__WHAT IS BEING ASKED__.
Make an exact copy of the listing below.

Dataset items:
++++
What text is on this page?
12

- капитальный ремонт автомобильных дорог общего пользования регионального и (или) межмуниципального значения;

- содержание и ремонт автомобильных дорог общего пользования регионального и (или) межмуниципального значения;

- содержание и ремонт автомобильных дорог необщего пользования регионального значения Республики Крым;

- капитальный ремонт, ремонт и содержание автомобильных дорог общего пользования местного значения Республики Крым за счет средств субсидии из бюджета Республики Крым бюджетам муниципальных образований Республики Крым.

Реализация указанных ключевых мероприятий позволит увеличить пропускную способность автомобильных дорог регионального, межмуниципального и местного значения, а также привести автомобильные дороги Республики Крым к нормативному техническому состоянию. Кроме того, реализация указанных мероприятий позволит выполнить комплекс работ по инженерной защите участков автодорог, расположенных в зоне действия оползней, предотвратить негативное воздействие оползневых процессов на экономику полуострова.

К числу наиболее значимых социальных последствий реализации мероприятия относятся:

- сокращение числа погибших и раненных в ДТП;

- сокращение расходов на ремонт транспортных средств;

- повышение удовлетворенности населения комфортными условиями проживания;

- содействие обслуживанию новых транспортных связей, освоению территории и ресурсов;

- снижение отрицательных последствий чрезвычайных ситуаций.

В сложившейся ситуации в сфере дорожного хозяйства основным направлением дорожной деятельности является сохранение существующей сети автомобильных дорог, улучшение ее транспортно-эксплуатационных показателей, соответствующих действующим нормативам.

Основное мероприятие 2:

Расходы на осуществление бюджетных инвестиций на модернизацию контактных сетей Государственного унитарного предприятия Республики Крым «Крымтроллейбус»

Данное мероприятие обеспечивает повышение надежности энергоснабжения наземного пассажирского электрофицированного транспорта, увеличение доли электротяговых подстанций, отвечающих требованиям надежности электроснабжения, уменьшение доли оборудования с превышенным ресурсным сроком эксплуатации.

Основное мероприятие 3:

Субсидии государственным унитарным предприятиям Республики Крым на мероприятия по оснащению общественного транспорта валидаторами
++++
__COMPLETED TASK__.
What text is on this page?
12

- капитальный ремонт автомобильных дорог общего пользования регионального и (или) межмуниципального значения;

- содержание и ремонт автомобильных дорог общего пользования регионального и (или) межмуниципального значения;

- содержание и ремонт автомобильных дорог необщего пользования регионального значения Республики Крым;

- капитальный ремонт, ремонт и содержание автомобильных дорог общего пользования местного значения Республики Крым за счет средств субсидии из бюджета Республики Крым бюджетам муниципальных образований Республики Крым.

Реализация указанных ключевых мероприятий позволит увеличить пропускную способность автомобильных дорог регионального, межмуниципального и местного значения, а также привести автомобильные дороги Республики Крым к нормативному техническому состоянию. Кроме того, реализация указанных мероприятий позволит выполнить комплекс работ по инженерной защите участков автодорог, расположенных в зоне действия оползней, предотвратить негативное воздействие оползневых процессов на экономику полуострова.

К числу наиболее значимых социальных последствий реализации мероприятия относятся:

- сокращение числа погибших и раненных в ДТП;

- сокращение расходов на ремонт транспортных средств;

- повышение удовлетворенности населения комфортными условиями проживания;

- содействие обслуживанию новых транспортных связей, освоению территории и ресурсов;

- снижение отрицательных последствий чрезвычайных ситуаций.

В сложившейся ситуации в сфере дорожного хозяйства основным направлением дорожной деятельности является сохранение существующей сети автомобильных дорог, улучшение ее транспортно-эксплуатационных показателей, соответствующих действующим нормативам.

Основное мероприятие 2:

Расходы на осуществление бюджетных инвестиций на модернизацию контактных сетей Государственного унитарного предприятия Республики Крым «Крымтроллейбус»

Данное мероприятие обеспечивает повышение надежности энергоснабжения наземного пассажирского электрофицированного транспорта, увеличение доли электротяговых подстанций, отвечающих требованиям надежности электроснабжения, уменьшение доли оборудования с превышенным ресурсным сроком эксплуатации.

Основное мероприятие 3:

Субсидии государственным унитарным предприятиям Республики Крым на мероприятия по оснащению общественного транспорта валидаторами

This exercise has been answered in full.